# [Job]
Seek out every line containing the word "embedded", and copy each.
::::
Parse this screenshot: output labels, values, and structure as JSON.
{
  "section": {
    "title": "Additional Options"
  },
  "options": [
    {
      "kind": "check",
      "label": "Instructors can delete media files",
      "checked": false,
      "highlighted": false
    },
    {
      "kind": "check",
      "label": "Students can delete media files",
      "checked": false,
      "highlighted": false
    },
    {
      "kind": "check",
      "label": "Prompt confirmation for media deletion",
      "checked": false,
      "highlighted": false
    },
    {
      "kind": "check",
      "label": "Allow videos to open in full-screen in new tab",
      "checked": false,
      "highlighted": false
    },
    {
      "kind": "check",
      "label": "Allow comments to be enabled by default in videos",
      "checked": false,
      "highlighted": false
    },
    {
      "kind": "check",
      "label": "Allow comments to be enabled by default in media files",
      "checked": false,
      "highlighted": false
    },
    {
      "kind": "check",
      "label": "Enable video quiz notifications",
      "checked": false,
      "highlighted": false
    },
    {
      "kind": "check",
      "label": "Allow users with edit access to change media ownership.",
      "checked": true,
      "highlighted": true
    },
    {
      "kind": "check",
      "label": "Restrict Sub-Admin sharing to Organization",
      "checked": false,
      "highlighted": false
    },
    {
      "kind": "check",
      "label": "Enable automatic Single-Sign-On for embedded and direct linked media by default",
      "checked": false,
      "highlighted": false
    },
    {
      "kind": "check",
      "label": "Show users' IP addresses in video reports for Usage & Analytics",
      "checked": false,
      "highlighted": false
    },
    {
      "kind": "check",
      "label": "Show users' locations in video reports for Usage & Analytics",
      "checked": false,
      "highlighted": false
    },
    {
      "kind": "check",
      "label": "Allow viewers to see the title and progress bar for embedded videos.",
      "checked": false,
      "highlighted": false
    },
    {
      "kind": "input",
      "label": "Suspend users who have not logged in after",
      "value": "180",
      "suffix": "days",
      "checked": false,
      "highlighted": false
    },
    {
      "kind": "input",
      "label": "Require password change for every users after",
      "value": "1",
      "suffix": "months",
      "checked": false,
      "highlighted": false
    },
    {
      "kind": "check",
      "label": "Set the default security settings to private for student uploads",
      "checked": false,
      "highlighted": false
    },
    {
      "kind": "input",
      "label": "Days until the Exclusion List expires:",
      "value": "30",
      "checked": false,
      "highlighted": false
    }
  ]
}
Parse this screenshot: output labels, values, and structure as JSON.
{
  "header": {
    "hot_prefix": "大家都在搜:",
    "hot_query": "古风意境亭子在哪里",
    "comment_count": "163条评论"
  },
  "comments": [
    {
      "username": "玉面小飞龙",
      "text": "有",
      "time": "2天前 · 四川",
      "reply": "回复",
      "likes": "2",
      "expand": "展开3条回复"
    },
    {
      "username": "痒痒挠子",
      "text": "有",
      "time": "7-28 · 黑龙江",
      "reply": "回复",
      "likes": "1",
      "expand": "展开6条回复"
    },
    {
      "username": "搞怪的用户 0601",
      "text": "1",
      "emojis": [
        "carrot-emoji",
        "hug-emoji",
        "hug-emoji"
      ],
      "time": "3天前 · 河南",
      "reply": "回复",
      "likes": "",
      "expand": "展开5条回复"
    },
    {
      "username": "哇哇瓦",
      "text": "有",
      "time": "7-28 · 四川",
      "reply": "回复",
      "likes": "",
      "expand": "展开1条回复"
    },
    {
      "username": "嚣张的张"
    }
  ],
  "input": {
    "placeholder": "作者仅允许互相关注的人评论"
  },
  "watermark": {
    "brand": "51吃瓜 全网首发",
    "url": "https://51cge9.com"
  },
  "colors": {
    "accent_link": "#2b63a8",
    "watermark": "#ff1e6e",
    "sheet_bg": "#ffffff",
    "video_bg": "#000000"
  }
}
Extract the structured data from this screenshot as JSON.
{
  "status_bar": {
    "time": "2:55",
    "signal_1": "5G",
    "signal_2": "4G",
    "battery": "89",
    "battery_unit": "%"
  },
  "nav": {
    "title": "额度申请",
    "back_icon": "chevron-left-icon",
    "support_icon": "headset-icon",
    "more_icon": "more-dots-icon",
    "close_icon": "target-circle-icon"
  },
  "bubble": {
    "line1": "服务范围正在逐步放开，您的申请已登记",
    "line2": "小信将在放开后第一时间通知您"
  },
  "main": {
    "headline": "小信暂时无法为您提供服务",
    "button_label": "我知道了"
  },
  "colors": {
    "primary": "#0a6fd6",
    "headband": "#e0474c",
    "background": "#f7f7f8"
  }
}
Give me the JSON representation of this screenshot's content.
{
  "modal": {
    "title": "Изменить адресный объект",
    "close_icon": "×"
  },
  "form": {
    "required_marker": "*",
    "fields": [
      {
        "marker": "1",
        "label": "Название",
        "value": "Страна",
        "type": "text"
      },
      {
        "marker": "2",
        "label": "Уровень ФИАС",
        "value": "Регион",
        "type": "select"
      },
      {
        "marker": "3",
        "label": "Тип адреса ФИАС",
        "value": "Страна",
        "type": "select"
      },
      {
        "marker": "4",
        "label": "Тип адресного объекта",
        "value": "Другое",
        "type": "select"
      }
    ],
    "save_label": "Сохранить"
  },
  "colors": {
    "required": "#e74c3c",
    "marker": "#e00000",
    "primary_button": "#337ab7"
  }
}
::::
# [Response]
      "label": "Enable automatic Single-Sign-On for embedded and direct linked media by default",
      "label": "Allow viewers to see the title and progress bar for embedded videos.",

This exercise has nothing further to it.